Stored records

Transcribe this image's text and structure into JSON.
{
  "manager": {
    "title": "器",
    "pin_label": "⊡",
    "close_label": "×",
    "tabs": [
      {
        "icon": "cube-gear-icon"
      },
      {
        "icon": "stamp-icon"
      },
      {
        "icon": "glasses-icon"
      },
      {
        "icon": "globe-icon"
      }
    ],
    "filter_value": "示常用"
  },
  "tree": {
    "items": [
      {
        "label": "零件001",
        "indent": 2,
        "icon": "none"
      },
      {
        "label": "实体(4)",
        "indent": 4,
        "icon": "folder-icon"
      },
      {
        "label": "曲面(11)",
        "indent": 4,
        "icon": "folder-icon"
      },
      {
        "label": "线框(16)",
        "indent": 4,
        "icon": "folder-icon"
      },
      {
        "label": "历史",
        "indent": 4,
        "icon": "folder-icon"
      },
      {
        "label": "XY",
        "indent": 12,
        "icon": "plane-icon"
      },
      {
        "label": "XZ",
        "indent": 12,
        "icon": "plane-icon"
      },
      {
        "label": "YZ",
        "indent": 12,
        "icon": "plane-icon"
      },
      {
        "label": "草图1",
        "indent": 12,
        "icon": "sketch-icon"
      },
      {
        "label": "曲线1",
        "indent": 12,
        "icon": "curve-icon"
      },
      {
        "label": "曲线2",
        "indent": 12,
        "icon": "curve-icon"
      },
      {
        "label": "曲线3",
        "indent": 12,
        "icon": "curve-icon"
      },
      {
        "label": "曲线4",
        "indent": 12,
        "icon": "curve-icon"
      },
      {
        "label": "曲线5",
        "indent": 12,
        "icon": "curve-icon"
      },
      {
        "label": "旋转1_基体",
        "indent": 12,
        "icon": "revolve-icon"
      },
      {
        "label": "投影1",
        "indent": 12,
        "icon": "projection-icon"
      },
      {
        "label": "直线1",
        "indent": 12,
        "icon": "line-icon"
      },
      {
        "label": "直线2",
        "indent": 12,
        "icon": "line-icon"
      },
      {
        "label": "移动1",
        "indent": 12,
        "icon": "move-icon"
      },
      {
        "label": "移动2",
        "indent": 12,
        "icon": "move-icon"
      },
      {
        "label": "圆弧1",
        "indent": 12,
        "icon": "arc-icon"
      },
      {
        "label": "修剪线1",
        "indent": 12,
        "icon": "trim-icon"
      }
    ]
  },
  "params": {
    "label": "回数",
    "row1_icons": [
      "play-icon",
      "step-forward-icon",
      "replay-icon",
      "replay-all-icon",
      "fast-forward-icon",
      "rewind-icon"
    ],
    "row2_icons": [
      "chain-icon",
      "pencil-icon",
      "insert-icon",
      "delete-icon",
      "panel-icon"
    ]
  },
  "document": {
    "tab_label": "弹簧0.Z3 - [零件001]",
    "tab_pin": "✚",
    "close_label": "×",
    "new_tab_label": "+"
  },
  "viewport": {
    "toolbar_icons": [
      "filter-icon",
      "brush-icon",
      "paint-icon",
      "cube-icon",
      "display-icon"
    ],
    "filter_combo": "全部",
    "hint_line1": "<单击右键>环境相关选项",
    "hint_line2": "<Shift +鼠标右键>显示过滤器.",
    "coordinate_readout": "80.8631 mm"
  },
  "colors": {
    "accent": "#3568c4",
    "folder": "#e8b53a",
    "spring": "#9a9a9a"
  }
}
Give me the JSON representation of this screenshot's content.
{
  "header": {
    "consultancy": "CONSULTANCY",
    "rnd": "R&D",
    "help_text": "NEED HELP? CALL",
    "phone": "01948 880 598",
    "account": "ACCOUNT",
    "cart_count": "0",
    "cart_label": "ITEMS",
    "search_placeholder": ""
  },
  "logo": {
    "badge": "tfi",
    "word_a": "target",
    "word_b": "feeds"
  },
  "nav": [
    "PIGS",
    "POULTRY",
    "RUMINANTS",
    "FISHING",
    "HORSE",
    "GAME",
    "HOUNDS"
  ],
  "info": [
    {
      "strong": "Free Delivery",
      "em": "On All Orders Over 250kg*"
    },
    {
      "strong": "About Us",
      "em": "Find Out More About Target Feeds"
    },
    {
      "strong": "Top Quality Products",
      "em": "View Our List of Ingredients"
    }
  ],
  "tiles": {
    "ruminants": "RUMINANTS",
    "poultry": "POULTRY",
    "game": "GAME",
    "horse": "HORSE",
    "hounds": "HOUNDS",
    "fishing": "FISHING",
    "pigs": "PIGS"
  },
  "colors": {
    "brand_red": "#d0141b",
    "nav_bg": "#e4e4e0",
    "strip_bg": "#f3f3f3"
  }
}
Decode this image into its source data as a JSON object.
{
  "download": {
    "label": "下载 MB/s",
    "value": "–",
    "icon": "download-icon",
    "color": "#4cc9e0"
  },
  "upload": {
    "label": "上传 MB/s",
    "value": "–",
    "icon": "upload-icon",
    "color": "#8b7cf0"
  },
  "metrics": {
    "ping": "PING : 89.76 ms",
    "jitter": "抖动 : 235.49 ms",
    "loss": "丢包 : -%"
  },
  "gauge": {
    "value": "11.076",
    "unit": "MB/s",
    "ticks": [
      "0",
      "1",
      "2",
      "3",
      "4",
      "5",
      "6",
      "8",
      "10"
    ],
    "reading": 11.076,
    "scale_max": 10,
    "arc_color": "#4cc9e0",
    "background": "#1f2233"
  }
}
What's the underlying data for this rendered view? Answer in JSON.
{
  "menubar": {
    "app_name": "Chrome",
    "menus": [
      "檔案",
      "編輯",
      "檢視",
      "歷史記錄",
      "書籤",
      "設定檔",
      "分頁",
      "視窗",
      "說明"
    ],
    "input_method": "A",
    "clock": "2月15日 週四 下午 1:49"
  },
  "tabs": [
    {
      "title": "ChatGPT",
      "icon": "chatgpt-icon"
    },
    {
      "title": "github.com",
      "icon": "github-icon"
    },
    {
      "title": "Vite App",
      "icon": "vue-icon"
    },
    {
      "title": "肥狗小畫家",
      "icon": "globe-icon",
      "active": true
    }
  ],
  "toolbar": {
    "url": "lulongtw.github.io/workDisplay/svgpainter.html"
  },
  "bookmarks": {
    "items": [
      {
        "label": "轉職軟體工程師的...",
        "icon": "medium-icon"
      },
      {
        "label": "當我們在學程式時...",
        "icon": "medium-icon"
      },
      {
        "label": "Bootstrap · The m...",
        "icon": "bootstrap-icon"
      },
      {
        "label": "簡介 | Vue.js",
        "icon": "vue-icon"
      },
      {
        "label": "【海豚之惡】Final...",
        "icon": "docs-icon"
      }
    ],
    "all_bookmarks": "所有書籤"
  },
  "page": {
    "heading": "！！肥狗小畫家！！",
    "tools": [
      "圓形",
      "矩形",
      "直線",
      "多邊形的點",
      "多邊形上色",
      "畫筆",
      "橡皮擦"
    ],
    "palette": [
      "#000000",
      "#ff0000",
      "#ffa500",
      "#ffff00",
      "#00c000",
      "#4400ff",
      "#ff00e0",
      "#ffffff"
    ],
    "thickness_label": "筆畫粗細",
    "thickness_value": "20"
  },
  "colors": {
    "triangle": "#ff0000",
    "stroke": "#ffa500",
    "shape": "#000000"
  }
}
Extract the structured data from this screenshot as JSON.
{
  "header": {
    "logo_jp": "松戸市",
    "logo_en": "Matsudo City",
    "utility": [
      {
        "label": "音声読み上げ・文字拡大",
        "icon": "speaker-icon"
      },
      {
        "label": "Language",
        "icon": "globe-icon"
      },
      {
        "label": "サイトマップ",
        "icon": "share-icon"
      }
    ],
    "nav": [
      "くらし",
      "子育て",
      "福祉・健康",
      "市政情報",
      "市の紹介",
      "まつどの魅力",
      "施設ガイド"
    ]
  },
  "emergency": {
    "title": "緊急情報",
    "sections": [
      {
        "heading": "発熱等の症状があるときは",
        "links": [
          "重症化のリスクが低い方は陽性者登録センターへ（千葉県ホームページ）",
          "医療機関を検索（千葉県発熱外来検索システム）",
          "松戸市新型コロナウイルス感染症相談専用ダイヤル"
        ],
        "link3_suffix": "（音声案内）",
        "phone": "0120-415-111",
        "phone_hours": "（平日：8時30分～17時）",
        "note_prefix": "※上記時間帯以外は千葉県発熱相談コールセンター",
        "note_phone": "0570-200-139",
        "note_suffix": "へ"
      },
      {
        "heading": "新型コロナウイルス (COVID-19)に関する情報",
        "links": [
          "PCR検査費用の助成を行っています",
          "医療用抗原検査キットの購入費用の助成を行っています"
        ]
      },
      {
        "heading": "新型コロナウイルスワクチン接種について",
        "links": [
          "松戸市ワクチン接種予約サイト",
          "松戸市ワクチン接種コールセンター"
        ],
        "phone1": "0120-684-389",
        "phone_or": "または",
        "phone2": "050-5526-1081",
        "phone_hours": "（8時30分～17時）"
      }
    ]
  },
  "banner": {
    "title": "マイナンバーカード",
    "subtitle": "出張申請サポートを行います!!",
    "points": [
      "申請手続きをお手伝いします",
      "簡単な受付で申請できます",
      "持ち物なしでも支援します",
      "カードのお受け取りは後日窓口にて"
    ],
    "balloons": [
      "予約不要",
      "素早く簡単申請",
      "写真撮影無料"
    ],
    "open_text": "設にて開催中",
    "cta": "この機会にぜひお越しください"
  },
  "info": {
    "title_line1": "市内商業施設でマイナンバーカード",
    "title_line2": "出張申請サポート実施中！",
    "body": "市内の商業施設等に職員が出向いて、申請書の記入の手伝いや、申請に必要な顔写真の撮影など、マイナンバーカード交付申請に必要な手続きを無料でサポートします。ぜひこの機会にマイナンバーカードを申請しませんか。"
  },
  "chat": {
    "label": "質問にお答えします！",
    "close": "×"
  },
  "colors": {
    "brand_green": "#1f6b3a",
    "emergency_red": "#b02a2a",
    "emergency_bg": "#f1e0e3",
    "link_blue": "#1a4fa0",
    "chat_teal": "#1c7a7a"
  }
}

§ **WORK REQUIRED**:
Copy each line above where the string "heading" occurs.

§ **SOLUTION TO THIS EXERCISE**:
    "heading": "！！肥狗小畫家！！",
        "heading": "発熱等の症状があるときは",
        "heading": "新型コロナウイルス (COVID-19)に関する情報",
        "heading": "新型コロナウイルスワクチン接種について",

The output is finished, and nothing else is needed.